#### Exercise task
Transcribe all of the material below word for word and leave out its pictures.

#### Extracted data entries
■ ■ ■

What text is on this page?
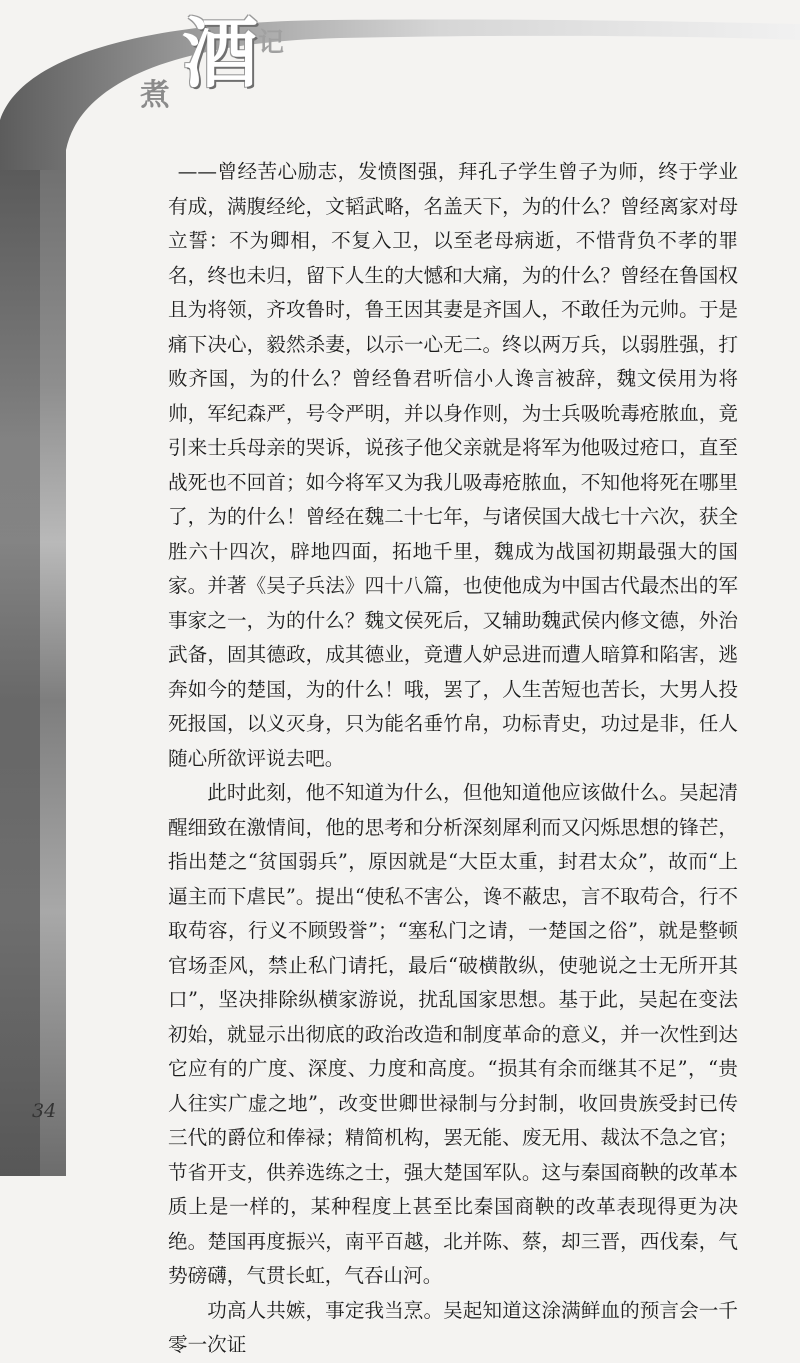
煮 酒 记

——曾经苦心励志，发愤图强，拜孔子学生曾子为师，终于学业有成，满腹经纶，文韬武略，名盖天下，为的什么？曾经离家对母立誓：不为卿相，不复入卫，以至老母病逝，不惜背负不孝的罪名，终也未归，留下人生的大憾和大痛，为的什么？曾经在鲁国权且为将领，齐攻鲁时，鲁王因其妻是齐国人，不敢任为元帅。于是痛下决心，毅然杀妻，以示一心无二。终以两万兵，以弱胜强，打败齐国，为的什么？曾经鲁君听信小人谗言被辞，魏文侯用为将帅，军纪森严，号令严明，并以身作则，为士兵吸吮毒疮脓血，竟引来士兵母亲的哭诉，说孩子他父亲就是将军为他吸过疮口，直至战死也不回首；如今将军又为我儿吸毒疮脓血，不知他将死在哪里了，为的什么！曾经在魏二十七年，与诸侯国大战七十六次，获全胜六十四次，辟地四面，拓地千里，魏成为战国初期最强大的国家。并著《吴子兵法》四十八篇，也使他成为中国古代最杰出的军事家之一，为的什么？魏文侯死后，又辅助魏武侯内修文德，外治武备，固其德政，成其德业，竟遭人妒忌进而遭人暗算和陷害，逃奔如今的楚国，为的什么！哦，罢了，人生苦短也苦长，大男人投死报国，以义灭身，只为能名垂竹帛，功标青史，功过是非，任人随心所欲评说去吧。

此时此刻，他不知道为什么，但他知道他应该做什么。吴起清醒细致在激情间，他的思考和分析深刻犀利而又闪烁思想的锋芒，指出楚之“贫国弱兵”，原因就是“大臣太重，封君太众”，故而“上逼主而下虐民”。提出“使私不害公，谗不蔽忠，言不取苟合，行不取苟容，行义不顾毁誉”；“塞私门之请，一楚国之俗”，就是整顿官场歪风，禁止私门请托，最后“破横散纵，使驰说之士无所开其口”，坚决排除纵横家游说，扰乱国家思想。基于此，吴起在变法初始，就显示出彻底的政治改造和制度革命的意义，并一次性到达它应有的广度、深度、力度和高度。“损其有余而继其不足”，“贵人往实广虚之地”，改变世卿世禄制与分封制，收回贵族受封已传三代的爵位和俸禄；精简机构，罢无能、废无用、裁汰不急之官；节省开支，供养选练之士，强大楚国军队。这与秦国商鞅的改革本质上是一样的，某种程度上甚至比秦国商鞅的改革表现得更为决绝。楚国再度振兴，南平百越，北并陈、蔡，却三晋，西伐秦，气势磅礴，气贯长虹，气吞山河。

功高人共嫉，事定我当烹。吴起知道这涂满鲜血的预言会一千零一次证

34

■ ■ ■

#### Answer for the task
What text is on this page?
煮 酒 记

——曾经苦心励志，发愤图强，拜孔子学生曾子为师，终于学业有成，满腹经纶，文韬武略，名盖天下，为的什么？曾经离家对母立誓：不为卿相，不复入卫，以至老母病逝，不惜背负不孝的罪名，终也未归，留下人生的大憾和大痛，为的什么？曾经在鲁国权且为将领，齐攻鲁时，鲁王因其妻是齐国人，不敢任为元帅。于是痛下决心，毅然杀妻，以示一心无二。终以两万兵，以弱胜强，打败齐国，为的什么？曾经鲁君听信小人谗言被辞，魏文侯用为将帅，军纪森严，号令严明，并以身作则，为士兵吸吮毒疮脓血，竟引来士兵母亲的哭诉，说孩子他父亲就是将军为他吸过疮口，直至战死也不回首；如今将军又为我儿吸毒疮脓血，不知他将死在哪里了，为的什么！曾经在魏二十七年，与诸侯国大战七十六次，获全胜六十四次，辟地四面，拓地千里，魏成为战国初期最强大的国家。并著《吴子兵法》四十八篇，也使他成为中国古代最杰出的军事家之一，为的什么？魏文侯死后，又辅助魏武侯内修文德，外治武备，固其德政，成其德业，竟遭人妒忌进而遭人暗算和陷害，逃奔如今的楚国，为的什么！哦，罢了，人生苦短也苦长，大男人投死报国，以义灭身，只为能名垂竹帛，功标青史，功过是非，任人随心所欲评说去吧。

此时此刻，他不知道为什么，但他知道他应该做什么。吴起清醒细致在激情间，他的思考和分析深刻犀利而又闪烁思想的锋芒，指出楚之“贫国弱兵”，原因就是“大臣太重，封君太众”，故而“上逼主而下虐民”。提出“使私不害公，谗不蔽忠，言不取苟合，行不取苟容，行义不顾毁誉”；“塞私门之请，一楚国之俗”，就是整顿官场歪风，禁止私门请托，最后“破横散纵，使驰说之士无所开其口”，坚决排除纵横家游说，扰乱国家思想。基于此，吴起在变法初始，就显示出彻底的政治改造和制度革命的意义，并一次性到达它应有的广度、深度、力度和高度。“损其有余而继其不足”，“贵人往实广虚之地”，改变世卿世禄制与分封制，收回贵族受封已传三代的爵位和俸禄；精简机构，罢无能、废无用、裁汰不急之官；节省开支，供养选练之士，强大楚国军队。这与秦国商鞅的改革本质上是一样的，某种程度上甚至比秦国商鞅的改革表现得更为决绝。楚国再度振兴，南平百越，北并陈、蔡，却三晋，西伐秦，气势磅礴，气贯长虹，气吞山河。

功高人共嫉，事定我当烹。吴起知道这涂满鲜血的预言会一千零一次证

34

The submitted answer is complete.